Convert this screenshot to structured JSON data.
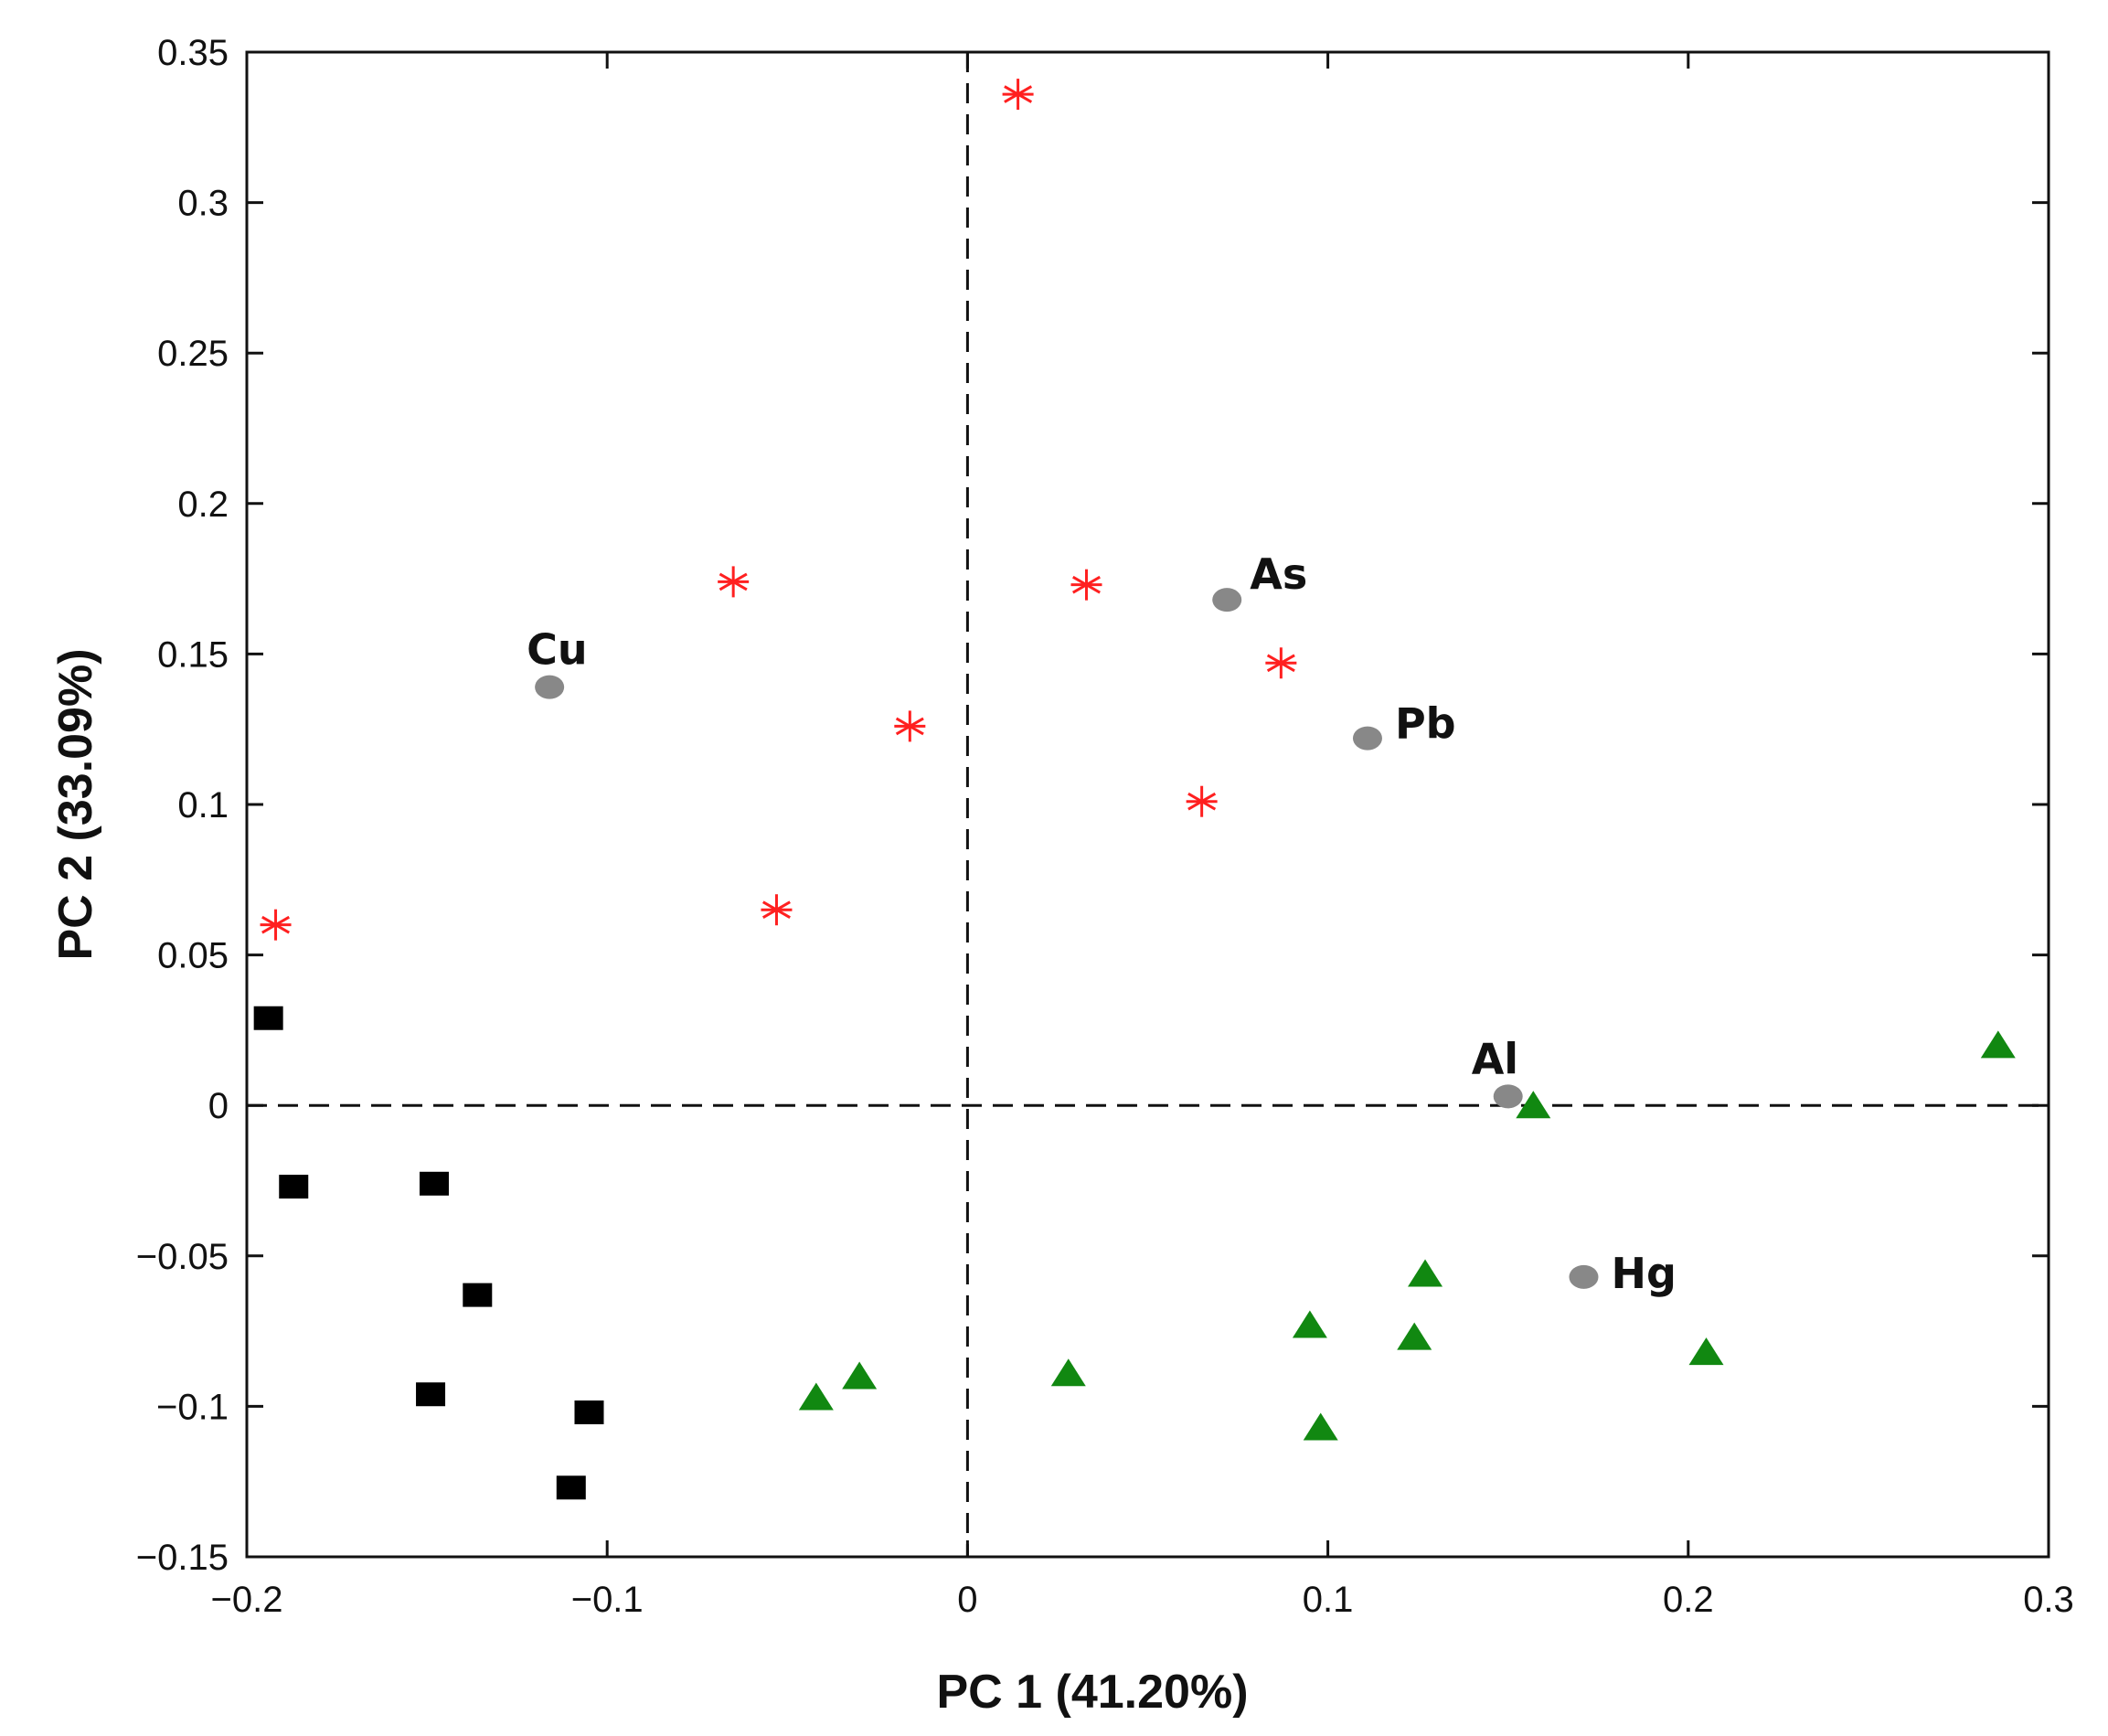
{
  "chart_data": {
    "type": "scatter",
    "title": "",
    "xlabel": "PC 1 (41.20%)",
    "ylabel": "PC 2 (33.09%)",
    "xlim": [
      -0.2,
      0.3
    ],
    "ylim": [
      -0.15,
      0.35
    ],
    "x_ticks": [
      -0.2,
      -0.1,
      0,
      0.1,
      0.2,
      0.3
    ],
    "x_tick_labels": [
      "−0.2",
      "−0.1",
      "0",
      "0.1",
      "0.2",
      "0.3"
    ],
    "y_ticks": [
      -0.15,
      -0.1,
      -0.05,
      0,
      0.05,
      0.1,
      0.15,
      0.2,
      0.25,
      0.3,
      0.35
    ],
    "y_tick_labels": [
      "−0.15",
      "−0.1",
      "−0.05",
      "0",
      "0.05",
      "0.1",
      "0.15",
      "0.2",
      "0.25",
      "0.3",
      "0.35"
    ],
    "grid": false,
    "reference_lines": {
      "x": 0,
      "y": 0,
      "style": "dashed"
    },
    "series": [
      {
        "name": "group-asterisk",
        "marker": "asterisk",
        "color": "#ff2020",
        "points": [
          {
            "x": 0.014,
            "y": 0.336
          },
          {
            "x": -0.065,
            "y": 0.174
          },
          {
            "x": 0.033,
            "y": 0.173
          },
          {
            "x": 0.087,
            "y": 0.147
          },
          {
            "x": -0.016,
            "y": 0.126
          },
          {
            "x": 0.065,
            "y": 0.101
          },
          {
            "x": -0.053,
            "y": 0.065
          },
          {
            "x": -0.192,
            "y": 0.06
          }
        ]
      },
      {
        "name": "group-square",
        "marker": "square",
        "color": "#000000",
        "points": [
          {
            "x": -0.194,
            "y": 0.029
          },
          {
            "x": -0.187,
            "y": -0.027
          },
          {
            "x": -0.148,
            "y": -0.026
          },
          {
            "x": -0.136,
            "y": -0.063
          },
          {
            "x": -0.149,
            "y": -0.096
          },
          {
            "x": -0.105,
            "y": -0.102
          },
          {
            "x": -0.11,
            "y": -0.127
          }
        ]
      },
      {
        "name": "group-triangle",
        "marker": "triangle",
        "color": "#118811",
        "points": [
          {
            "x": 0.286,
            "y": 0.02
          },
          {
            "x": 0.157,
            "y": 0.0
          },
          {
            "x": 0.127,
            "y": -0.056
          },
          {
            "x": 0.095,
            "y": -0.073
          },
          {
            "x": 0.124,
            "y": -0.077
          },
          {
            "x": 0.205,
            "y": -0.082
          },
          {
            "x": 0.028,
            "y": -0.089
          },
          {
            "x": -0.03,
            "y": -0.09
          },
          {
            "x": -0.042,
            "y": -0.097
          },
          {
            "x": 0.098,
            "y": -0.107
          }
        ]
      }
    ],
    "variables": {
      "marker": "circle",
      "color": "#888888",
      "points": [
        {
          "label": "Cu",
          "x": -0.116,
          "y": 0.139
        },
        {
          "label": "As",
          "x": 0.072,
          "y": 0.168
        },
        {
          "label": "Pb",
          "x": 0.111,
          "y": 0.122
        },
        {
          "label": "Al",
          "x": 0.15,
          "y": 0.003
        },
        {
          "label": "Hg",
          "x": 0.171,
          "y": -0.057
        }
      ]
    }
  }
}
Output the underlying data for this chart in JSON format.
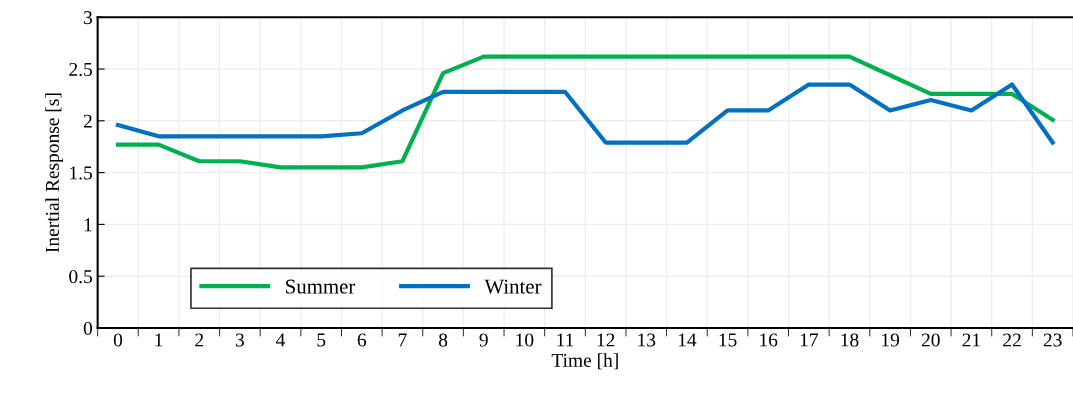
{
  "chart_data": {
    "type": "line",
    "xlabel": "Time [h]",
    "ylabel": "Inertial Response [s]",
    "categories": [
      "0",
      "1",
      "2",
      "3",
      "4",
      "5",
      "6",
      "7",
      "8",
      "9",
      "10",
      "11",
      "12",
      "13",
      "14",
      "15",
      "16",
      "17",
      "18",
      "19",
      "20",
      "21",
      "22",
      "23"
    ],
    "series": [
      {
        "name": "Summer",
        "color": "#00b050",
        "values": [
          1.77,
          1.77,
          1.61,
          1.61,
          1.55,
          1.55,
          1.55,
          1.61,
          2.46,
          2.62,
          2.62,
          2.62,
          2.62,
          2.62,
          2.62,
          2.62,
          2.62,
          2.62,
          2.62,
          2.44,
          2.26,
          2.26,
          2.26,
          2.01
        ]
      },
      {
        "name": "Winter",
        "color": "#0070c0",
        "values": [
          1.96,
          1.85,
          1.85,
          1.85,
          1.85,
          1.85,
          1.88,
          2.1,
          2.28,
          2.28,
          2.28,
          2.28,
          1.79,
          1.79,
          1.79,
          2.1,
          2.1,
          2.35,
          2.35,
          2.1,
          2.2,
          2.1,
          2.35,
          1.79
        ]
      }
    ],
    "ylim": [
      0,
      3
    ],
    "yticks": [
      0,
      0.5,
      1,
      1.5,
      2,
      2.5,
      3
    ],
    "grid": true,
    "legend": "bottom left",
    "marker": "none",
    "line_style": "solid"
  }
}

Work to complete: Transcribe every record above exactly, leaving out the pictures.

Exercise answer:
Convert this screenshot to structured JSON data.
{
  "chart_data": {
    "type": "scatter",
    "title": "",
    "xlabel": "PC 1 (41.20%)",
    "ylabel": "PC 2 (33.09%)",
    "xlim": [
      -0.2,
      0.3
    ],
    "ylim": [
      -0.15,
      0.35
    ],
    "x_ticks": [
      -0.2,
      -0.1,
      0,
      0.1,
      0.2,
      0.3
    ],
    "x_tick_labels": [
      "−0.2",
      "−0.1",
      "0",
      "0.1",
      "0.2",
      "0.3"
    ],
    "y_ticks": [
      -0.15,
      -0.1,
      -0.05,
      0,
      0.05,
      0.1,
      0.15,
      0.2,
      0.25,
      0.3,
      0.35
    ],
    "y_tick_labels": [
      "−0.15",
      "−0.1",
      "−0.05",
      "0",
      "0.05",
      "0.1",
      "0.15",
      "0.2",
      "0.25",
      "0.3",
      "0.35"
    ],
    "grid": false,
    "reference_lines": {
      "x": 0,
      "y": 0,
      "style": "dashed"
    },
    "series": [
      {
        "name": "group-asterisk",
        "marker": "asterisk",
        "color": "#ff2020",
        "points": [
          {
            "x": 0.014,
            "y": 0.336
          },
          {
            "x": -0.065,
            "y": 0.174
          },
          {
            "x": 0.033,
            "y": 0.173
          },
          {
            "x": 0.087,
            "y": 0.147
          },
          {
            "x": -0.016,
            "y": 0.126
          },
          {
            "x": 0.065,
            "y": 0.101
          },
          {
            "x": -0.053,
            "y": 0.065
          },
          {
            "x": -0.192,
            "y": 0.06
          }
        ]
      },
      {
        "name": "group-square",
        "marker": "square",
        "color": "#000000",
        "points": [
          {
            "x": -0.194,
            "y": 0.029
          },
          {
            "x": -0.187,
            "y": -0.027
          },
          {
            "x": -0.148,
            "y": -0.026
          },
          {
            "x": -0.136,
            "y": -0.063
          },
          {
            "x": -0.149,
            "y": -0.096
          },
          {
            "x": -0.105,
            "y": -0.102
          },
          {
            "x": -0.11,
            "y": -0.127
          }
        ]
      },
      {
        "name": "group-triangle",
        "marker": "triangle",
        "color": "#118811",
        "points": [
          {
            "x": 0.286,
            "y": 0.02
          },
          {
            "x": 0.157,
            "y": 0.0
          },
          {
            "x": 0.127,
            "y": -0.056
          },
          {
            "x": 0.095,
            "y": -0.073
          },
          {
            "x": 0.124,
            "y": -0.077
          },
          {
            "x": 0.205,
            "y": -0.082
          },
          {
            "x": 0.028,
            "y": -0.089
          },
          {
            "x": -0.03,
            "y": -0.09
          },
          {
            "x": -0.042,
            "y": -0.097
          },
          {
            "x": 0.098,
            "y": -0.107
          }
        ]
      }
    ],
    "variables": {
      "marker": "circle",
      "color": "#888888",
      "points": [
        {
          "label": "Cu",
          "x": -0.116,
          "y": 0.139
        },
        {
          "label": "As",
          "x": 0.072,
          "y": 0.168
        },
        {
          "label": "Pb",
          "x": 0.111,
          "y": 0.122
        },
        {
          "label": "Al",
          "x": 0.15,
          "y": 0.003
        },
        {
          "label": "Hg",
          "x": 0.171,
          "y": -0.057
        }
      ]
    }
  }
}
Output the underlying data for this chart in JSON format.
{
  "chart_data": {
    "type": "line",
    "xlabel": "Time [h]",
    "ylabel": "Inertial Response [s]",
    "categories": [
      "0",
      "1",
      "2",
      "3",
      "4",
      "5",
      "6",
      "7",
      "8",
      "9",
      "10",
      "11",
      "12",
      "13",
      "14",
      "15",
      "16",
      "17",
      "18",
      "19",
      "20",
      "21",
      "22",
      "23"
    ],
    "series": [
      {
        "name": "Summer",
        "color": "#00b050",
        "values": [
          1.77,
          1.77,
          1.61,
          1.61,
          1.55,
          1.55,
          1.55,
          1.61,
          2.46,
          2.62,
          2.62,
          2.62,
          2.62,
          2.62,
          2.62,
          2.62,
          2.62,
          2.62,
          2.62,
          2.44,
          2.26,
          2.26,
          2.26,
          2.01
        ]
      },
      {
        "name": "Winter",
        "color": "#0070c0",
        "values": [
          1.96,
          1.85,
          1.85,
          1.85,
          1.85,
          1.85,
          1.88,
          2.1,
          2.28,
          2.28,
          2.28,
          2.28,
          1.79,
          1.79,
          1.79,
          2.1,
          2.1,
          2.35,
          2.35,
          2.1,
          2.2,
          2.1,
          2.35,
          1.79
        ]
      }
    ],
    "ylim": [
      0,
      3
    ],
    "yticks": [
      0,
      0.5,
      1,
      1.5,
      2,
      2.5,
      3
    ],
    "grid": true,
    "legend": "bottom left",
    "marker": "none",
    "line_style": "solid"
  }
}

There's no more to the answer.